▶ _Prompt_: Which lines below hold the word "name"? Copy all of them.

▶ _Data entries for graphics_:
----------
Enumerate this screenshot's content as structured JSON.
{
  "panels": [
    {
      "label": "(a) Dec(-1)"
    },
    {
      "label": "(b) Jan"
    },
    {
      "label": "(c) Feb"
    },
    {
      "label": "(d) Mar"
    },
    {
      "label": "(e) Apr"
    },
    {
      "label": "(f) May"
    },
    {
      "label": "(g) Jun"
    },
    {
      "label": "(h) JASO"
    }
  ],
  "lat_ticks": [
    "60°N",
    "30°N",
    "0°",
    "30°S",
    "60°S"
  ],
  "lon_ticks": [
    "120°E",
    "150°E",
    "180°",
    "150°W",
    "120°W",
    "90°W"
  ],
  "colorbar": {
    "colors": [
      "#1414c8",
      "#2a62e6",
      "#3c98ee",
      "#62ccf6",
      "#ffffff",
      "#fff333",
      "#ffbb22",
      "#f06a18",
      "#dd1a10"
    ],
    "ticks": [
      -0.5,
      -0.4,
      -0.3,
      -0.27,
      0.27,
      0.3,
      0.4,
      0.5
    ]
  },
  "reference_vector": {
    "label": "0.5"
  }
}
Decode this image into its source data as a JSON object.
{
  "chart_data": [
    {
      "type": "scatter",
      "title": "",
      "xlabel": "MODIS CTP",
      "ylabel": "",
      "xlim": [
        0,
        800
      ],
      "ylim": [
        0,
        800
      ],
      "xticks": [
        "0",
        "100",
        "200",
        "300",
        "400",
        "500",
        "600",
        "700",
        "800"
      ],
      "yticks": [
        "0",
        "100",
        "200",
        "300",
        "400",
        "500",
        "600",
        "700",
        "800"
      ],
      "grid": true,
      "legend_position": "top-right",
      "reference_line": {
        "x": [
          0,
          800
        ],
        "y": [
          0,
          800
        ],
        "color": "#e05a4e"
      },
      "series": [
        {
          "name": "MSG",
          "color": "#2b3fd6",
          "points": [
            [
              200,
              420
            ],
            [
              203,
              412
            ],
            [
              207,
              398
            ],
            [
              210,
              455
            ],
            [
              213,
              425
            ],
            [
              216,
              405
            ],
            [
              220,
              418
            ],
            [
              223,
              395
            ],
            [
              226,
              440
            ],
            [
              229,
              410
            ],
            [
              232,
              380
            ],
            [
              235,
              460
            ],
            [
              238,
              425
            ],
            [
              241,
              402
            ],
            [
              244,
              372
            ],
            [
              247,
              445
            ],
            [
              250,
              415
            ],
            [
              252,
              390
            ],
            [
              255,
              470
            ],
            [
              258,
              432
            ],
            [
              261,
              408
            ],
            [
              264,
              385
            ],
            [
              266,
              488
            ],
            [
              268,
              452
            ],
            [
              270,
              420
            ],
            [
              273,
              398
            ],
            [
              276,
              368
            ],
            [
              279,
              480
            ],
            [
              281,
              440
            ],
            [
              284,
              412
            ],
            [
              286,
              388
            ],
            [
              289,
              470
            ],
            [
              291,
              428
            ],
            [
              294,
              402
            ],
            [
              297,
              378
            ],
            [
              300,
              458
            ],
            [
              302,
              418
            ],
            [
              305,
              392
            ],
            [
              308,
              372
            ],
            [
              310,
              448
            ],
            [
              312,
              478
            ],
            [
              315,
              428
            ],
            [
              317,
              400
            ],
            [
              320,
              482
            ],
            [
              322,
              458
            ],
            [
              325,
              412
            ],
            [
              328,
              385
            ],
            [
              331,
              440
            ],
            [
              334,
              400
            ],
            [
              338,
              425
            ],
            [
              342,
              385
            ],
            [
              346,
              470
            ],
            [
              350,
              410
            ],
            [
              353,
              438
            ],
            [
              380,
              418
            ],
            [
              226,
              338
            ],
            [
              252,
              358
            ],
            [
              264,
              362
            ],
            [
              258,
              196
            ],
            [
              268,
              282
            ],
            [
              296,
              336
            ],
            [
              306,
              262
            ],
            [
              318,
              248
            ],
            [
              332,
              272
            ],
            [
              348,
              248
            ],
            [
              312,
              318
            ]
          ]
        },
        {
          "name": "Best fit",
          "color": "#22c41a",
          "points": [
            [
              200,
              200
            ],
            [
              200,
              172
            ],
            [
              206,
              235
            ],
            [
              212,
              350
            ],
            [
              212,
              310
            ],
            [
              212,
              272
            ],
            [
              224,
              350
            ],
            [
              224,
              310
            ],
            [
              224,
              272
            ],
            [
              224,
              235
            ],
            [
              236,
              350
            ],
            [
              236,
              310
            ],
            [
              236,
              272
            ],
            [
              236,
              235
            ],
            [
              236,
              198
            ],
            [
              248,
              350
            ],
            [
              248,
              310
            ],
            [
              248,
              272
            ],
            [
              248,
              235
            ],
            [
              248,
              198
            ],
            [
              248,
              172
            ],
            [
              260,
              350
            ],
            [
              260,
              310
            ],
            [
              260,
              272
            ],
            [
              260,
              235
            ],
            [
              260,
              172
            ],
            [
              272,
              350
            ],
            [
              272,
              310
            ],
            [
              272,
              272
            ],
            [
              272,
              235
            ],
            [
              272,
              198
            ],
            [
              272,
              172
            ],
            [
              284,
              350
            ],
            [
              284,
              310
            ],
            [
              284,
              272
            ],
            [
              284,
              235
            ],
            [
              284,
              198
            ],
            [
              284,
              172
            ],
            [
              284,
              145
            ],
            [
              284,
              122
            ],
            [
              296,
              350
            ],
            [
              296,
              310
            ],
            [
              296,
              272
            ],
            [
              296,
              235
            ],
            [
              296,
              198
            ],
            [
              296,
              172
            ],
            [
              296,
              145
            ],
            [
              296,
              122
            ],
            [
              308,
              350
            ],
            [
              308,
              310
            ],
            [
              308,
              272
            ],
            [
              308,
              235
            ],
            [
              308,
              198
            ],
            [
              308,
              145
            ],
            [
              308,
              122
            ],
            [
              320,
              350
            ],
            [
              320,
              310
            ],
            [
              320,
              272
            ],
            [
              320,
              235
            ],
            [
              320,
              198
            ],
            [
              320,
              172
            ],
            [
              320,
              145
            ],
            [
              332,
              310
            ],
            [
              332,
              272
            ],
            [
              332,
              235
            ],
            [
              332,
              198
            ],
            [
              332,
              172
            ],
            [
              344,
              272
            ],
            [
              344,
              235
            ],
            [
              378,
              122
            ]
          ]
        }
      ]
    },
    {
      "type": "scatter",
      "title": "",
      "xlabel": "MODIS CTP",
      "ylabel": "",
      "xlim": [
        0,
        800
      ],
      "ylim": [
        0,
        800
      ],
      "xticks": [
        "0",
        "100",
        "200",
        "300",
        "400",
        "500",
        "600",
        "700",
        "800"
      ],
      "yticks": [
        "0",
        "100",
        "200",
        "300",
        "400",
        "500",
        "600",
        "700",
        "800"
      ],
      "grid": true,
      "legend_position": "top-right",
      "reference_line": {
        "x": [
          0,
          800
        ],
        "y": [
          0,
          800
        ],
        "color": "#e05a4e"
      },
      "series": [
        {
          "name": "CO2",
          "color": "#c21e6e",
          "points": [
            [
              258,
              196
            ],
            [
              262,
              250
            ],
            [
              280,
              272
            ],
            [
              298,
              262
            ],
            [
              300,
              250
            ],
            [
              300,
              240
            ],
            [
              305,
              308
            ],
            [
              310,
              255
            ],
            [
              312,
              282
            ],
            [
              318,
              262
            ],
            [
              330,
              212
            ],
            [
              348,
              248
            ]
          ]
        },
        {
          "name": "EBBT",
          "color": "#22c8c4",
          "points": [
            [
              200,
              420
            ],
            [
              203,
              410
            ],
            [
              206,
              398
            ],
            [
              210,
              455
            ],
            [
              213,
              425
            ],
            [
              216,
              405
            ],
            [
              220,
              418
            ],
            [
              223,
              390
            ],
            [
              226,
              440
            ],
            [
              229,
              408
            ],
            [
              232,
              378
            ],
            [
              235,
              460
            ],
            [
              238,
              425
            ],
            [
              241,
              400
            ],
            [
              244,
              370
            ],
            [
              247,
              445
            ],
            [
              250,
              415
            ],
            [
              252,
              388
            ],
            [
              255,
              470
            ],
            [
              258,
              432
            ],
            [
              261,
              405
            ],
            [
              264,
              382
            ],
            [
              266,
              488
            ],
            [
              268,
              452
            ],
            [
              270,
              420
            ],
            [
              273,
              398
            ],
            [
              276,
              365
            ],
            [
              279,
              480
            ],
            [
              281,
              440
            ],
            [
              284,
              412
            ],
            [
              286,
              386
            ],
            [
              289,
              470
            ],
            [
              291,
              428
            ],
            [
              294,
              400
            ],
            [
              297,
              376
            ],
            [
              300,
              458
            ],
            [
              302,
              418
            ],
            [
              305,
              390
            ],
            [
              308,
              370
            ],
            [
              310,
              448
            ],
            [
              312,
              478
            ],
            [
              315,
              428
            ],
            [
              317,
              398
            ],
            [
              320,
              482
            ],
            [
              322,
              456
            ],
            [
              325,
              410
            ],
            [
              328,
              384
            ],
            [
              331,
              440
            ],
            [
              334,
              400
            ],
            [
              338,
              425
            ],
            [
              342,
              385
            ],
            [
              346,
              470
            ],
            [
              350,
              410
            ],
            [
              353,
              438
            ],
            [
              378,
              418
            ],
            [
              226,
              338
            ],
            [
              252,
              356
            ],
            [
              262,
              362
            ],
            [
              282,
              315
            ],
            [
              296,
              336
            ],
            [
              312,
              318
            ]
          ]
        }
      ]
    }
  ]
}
----------
▶ _Result_:
          "name": "MSG",
          "name": "Best fit",
          "name": "CO2",
          "name": "EBBT",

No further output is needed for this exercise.